## [STATED TASK]
Report, as a bare number, how many lines hold "Дамянова".

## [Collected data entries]
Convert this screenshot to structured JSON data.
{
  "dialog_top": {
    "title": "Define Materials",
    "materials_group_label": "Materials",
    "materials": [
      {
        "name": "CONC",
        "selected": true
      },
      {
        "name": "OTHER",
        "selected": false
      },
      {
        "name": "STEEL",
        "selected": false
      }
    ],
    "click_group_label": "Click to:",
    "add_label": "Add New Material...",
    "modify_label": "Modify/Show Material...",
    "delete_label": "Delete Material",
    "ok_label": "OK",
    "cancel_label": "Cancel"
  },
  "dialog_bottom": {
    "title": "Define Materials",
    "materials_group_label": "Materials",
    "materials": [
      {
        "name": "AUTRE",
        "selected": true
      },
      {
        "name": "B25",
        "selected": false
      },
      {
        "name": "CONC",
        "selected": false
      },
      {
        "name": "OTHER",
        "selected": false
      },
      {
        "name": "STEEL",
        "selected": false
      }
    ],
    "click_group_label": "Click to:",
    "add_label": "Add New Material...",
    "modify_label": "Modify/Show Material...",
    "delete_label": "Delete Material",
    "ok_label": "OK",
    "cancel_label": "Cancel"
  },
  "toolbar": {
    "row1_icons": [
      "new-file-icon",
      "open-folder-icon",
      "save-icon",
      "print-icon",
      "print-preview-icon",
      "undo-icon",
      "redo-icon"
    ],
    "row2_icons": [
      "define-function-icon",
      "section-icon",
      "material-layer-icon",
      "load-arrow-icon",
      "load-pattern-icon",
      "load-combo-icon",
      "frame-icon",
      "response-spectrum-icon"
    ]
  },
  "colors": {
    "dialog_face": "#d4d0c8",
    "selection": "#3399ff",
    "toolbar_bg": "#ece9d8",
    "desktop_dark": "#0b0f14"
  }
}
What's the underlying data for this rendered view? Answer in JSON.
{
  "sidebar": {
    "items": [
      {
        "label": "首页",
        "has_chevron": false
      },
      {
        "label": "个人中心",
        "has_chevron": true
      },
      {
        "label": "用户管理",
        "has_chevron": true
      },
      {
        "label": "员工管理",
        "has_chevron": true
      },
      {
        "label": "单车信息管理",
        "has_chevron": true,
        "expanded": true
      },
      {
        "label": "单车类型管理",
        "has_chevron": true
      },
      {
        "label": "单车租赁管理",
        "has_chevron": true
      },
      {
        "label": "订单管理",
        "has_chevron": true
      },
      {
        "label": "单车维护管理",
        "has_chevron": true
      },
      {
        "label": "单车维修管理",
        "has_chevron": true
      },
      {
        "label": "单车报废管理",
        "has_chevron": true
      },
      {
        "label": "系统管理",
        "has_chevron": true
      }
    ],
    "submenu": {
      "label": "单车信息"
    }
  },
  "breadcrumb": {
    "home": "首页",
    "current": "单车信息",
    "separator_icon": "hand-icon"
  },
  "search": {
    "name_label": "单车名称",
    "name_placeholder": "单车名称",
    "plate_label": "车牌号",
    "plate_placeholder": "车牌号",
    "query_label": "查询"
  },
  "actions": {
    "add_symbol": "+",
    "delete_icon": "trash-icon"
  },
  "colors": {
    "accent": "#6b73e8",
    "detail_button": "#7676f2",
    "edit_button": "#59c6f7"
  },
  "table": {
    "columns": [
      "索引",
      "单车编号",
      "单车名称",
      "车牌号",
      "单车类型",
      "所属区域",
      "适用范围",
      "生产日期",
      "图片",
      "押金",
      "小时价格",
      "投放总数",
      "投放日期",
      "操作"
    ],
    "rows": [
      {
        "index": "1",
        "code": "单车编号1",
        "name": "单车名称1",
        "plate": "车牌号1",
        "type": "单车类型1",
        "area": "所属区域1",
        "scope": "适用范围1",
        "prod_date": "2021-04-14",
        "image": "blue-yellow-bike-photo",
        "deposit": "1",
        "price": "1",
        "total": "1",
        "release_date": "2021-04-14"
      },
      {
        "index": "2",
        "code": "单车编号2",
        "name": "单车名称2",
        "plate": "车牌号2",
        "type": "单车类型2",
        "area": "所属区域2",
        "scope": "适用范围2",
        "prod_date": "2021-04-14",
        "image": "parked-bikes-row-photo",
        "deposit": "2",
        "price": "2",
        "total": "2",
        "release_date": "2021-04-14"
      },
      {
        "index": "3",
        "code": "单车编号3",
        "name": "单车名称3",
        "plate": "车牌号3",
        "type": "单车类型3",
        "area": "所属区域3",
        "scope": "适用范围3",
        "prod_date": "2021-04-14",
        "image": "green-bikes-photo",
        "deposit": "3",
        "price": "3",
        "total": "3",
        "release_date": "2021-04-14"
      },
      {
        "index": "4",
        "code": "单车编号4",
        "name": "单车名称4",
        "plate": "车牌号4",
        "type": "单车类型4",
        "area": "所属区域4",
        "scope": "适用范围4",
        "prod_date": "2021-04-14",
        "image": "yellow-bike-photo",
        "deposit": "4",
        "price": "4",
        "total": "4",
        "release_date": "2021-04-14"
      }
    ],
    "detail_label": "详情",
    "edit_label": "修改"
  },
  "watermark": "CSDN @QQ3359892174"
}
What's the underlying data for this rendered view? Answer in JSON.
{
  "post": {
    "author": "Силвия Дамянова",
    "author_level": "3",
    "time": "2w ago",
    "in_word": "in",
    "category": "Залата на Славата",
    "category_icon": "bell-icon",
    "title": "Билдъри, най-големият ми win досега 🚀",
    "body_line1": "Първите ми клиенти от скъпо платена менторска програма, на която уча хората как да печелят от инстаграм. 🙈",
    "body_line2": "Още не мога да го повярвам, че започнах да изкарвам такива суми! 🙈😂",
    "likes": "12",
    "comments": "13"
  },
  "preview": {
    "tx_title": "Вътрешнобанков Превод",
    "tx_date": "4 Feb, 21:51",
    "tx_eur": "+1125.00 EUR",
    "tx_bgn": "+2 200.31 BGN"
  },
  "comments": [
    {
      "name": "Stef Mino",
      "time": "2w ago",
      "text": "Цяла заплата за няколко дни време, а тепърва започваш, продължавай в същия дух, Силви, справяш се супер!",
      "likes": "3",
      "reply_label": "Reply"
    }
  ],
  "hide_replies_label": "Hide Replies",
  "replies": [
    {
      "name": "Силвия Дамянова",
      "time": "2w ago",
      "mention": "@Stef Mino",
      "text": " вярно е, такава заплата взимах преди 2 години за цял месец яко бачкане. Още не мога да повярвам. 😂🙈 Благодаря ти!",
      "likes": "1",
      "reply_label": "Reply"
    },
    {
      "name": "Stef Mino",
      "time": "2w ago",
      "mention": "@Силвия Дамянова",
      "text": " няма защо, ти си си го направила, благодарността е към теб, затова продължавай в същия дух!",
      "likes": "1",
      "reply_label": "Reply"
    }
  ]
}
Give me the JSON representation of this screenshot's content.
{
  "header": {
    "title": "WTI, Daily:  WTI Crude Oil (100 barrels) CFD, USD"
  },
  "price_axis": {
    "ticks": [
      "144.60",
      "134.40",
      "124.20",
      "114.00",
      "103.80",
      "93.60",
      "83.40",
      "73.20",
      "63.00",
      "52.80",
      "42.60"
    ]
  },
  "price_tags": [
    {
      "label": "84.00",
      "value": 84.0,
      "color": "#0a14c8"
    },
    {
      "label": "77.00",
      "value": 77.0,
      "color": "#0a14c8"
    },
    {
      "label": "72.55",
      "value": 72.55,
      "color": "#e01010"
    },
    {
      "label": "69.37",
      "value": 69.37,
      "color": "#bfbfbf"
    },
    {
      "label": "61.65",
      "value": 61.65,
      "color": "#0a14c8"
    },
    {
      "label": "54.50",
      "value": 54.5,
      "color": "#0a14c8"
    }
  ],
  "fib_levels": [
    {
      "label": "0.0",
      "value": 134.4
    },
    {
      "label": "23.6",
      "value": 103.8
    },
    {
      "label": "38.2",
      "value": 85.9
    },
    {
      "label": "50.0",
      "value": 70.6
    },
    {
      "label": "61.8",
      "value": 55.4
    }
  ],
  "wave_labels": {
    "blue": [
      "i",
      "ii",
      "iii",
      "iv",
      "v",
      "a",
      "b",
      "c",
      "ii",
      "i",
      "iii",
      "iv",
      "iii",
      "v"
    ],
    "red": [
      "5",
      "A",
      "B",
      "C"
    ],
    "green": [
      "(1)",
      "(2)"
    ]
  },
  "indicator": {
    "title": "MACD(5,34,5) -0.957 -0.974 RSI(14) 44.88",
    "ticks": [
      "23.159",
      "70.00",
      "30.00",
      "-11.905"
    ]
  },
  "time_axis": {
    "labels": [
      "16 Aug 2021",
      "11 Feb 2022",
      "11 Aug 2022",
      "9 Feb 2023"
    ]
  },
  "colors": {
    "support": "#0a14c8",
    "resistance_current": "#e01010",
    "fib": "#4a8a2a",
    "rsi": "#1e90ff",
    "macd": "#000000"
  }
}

## [EXERCISE RESULT]
3